Challenge » Write each line out exactly, leaving none out.

Excerpted data »
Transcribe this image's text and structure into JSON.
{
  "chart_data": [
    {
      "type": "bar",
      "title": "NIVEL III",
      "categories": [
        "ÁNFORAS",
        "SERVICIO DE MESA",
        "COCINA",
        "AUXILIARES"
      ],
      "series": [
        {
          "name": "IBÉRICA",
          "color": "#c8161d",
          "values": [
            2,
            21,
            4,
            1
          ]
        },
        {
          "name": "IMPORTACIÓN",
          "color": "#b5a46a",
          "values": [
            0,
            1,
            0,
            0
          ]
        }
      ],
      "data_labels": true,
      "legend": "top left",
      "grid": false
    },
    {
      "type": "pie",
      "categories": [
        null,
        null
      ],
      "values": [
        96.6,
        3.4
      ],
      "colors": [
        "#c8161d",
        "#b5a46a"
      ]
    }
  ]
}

Exercise answer »
Transcribe this image's text and structure into JSON.
{
  "chart_data": [
    {
      "type": "bar",
      "title": "NIVEL III",
      "categories": [
        "ÁNFORAS",
        "SERVICIO DE MESA",
        "COCINA",
        "AUXILIARES"
      ],
      "series": [
        {
          "name": "IBÉRICA",
          "color": "#c8161d",
          "values": [
            2,
            21,
            4,
            1
          ]
        },
        {
          "name": "IMPORTACIÓN",
          "color": "#b5a46a",
          "values": [
            0,
            1,
            0,
            0
          ]
        }
      ],
      "data_labels": true,
      "legend": "top left",
      "grid": false
    },
    {
      "type": "pie",
      "categories": [
        null,
        null
      ],
      "values": [
        96.6,
        3.4
      ],
      "colors": [
        "#c8161d",
        "#b5a46a"
      ]
    }
  ]
}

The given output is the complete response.